The task
From the listing below, pull out all lines with "Tecumseh" in them.

** begin Record set **

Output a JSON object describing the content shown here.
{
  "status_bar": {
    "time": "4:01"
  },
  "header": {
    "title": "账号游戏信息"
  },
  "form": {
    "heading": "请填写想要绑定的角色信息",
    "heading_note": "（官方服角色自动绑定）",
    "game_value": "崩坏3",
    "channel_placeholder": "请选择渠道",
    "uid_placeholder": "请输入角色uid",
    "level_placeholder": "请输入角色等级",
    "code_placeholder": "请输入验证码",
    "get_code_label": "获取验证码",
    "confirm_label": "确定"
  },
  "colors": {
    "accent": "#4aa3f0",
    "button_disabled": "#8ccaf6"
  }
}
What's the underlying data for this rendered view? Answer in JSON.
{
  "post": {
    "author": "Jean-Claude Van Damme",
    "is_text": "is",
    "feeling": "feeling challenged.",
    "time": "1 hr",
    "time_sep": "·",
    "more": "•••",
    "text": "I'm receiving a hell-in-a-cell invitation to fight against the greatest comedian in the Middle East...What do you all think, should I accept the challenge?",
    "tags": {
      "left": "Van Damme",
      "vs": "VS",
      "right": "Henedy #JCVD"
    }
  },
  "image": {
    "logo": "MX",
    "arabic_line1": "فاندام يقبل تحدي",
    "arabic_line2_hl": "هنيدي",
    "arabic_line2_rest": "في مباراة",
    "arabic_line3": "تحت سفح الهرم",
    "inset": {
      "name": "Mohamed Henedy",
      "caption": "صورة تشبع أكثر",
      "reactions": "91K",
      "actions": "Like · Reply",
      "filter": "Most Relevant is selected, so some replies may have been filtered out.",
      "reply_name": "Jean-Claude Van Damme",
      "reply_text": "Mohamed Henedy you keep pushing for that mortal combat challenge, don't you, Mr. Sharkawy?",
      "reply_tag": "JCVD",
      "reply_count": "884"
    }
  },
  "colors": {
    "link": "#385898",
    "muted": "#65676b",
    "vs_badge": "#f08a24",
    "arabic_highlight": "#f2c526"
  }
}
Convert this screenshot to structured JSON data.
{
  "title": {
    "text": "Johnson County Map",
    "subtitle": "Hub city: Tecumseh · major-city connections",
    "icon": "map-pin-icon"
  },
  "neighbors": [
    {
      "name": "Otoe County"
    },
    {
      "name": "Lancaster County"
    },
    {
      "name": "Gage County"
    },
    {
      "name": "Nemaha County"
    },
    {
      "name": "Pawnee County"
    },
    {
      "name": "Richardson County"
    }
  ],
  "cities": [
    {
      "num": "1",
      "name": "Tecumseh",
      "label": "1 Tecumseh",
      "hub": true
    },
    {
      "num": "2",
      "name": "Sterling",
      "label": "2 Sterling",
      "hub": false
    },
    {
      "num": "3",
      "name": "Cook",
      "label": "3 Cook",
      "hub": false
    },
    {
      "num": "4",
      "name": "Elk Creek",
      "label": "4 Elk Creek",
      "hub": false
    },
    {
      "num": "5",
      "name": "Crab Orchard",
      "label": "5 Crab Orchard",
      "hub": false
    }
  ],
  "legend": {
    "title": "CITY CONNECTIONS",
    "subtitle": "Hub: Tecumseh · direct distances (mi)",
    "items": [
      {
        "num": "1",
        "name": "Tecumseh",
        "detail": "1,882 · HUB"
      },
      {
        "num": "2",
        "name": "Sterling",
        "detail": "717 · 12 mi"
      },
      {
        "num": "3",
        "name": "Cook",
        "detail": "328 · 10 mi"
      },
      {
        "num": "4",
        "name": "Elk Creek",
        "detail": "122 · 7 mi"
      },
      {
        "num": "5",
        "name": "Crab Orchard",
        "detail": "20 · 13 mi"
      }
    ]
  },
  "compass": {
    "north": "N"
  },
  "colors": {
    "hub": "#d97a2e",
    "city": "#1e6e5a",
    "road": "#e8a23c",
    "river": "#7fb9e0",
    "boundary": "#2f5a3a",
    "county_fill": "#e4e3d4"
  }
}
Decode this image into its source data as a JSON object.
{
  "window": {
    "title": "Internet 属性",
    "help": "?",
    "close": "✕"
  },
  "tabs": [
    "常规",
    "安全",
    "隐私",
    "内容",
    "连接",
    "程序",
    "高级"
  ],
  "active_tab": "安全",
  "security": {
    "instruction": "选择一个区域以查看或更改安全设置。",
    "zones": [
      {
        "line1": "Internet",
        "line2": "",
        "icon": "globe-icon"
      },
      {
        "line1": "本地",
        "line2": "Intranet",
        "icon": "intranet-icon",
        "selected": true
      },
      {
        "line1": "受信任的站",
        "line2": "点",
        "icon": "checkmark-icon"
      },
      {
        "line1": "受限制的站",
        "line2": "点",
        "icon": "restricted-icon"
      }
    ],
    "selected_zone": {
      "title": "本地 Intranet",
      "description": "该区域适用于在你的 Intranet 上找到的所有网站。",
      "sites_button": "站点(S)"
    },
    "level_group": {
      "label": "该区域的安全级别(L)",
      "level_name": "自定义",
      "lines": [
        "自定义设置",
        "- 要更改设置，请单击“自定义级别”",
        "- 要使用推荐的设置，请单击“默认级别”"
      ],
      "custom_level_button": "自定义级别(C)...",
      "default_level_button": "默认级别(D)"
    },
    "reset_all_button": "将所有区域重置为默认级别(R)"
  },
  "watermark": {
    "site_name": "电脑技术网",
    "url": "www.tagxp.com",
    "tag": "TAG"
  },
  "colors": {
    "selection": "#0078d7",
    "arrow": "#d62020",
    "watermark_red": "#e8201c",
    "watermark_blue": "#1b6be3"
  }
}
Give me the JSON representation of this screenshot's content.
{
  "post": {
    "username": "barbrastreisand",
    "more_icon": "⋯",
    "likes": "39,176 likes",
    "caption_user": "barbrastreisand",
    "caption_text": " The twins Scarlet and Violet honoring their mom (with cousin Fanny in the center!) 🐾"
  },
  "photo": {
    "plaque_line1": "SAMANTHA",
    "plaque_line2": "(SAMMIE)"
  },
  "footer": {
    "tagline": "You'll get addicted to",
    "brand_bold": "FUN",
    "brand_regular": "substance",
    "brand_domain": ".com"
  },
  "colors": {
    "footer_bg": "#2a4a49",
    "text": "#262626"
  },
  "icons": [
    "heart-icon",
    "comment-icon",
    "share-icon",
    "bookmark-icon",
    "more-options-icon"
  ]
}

** end Record set **

Answer to the exercise
    "subtitle": "Hub city: Tecumseh · major-city connections",
      "name": "Tecumseh",
      "label": "1 Tecumseh",
    "subtitle": "Hub: Tecumseh · direct distances (mi)",
        "name": "Tecumseh",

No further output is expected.